# [Problem details]
Count only the lines of the records that hold "title", then give the number without any other words.

# [Working data]
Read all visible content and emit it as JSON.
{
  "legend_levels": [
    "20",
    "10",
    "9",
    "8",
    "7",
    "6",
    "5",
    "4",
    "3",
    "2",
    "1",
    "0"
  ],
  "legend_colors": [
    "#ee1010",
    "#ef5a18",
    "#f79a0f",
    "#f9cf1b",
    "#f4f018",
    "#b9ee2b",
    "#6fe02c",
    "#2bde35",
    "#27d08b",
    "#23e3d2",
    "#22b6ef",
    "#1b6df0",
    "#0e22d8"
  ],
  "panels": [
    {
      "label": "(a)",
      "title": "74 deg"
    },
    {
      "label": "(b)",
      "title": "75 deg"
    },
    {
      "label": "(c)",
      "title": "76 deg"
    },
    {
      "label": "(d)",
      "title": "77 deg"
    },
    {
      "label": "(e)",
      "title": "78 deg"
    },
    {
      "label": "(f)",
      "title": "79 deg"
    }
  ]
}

# [Exercise response]
6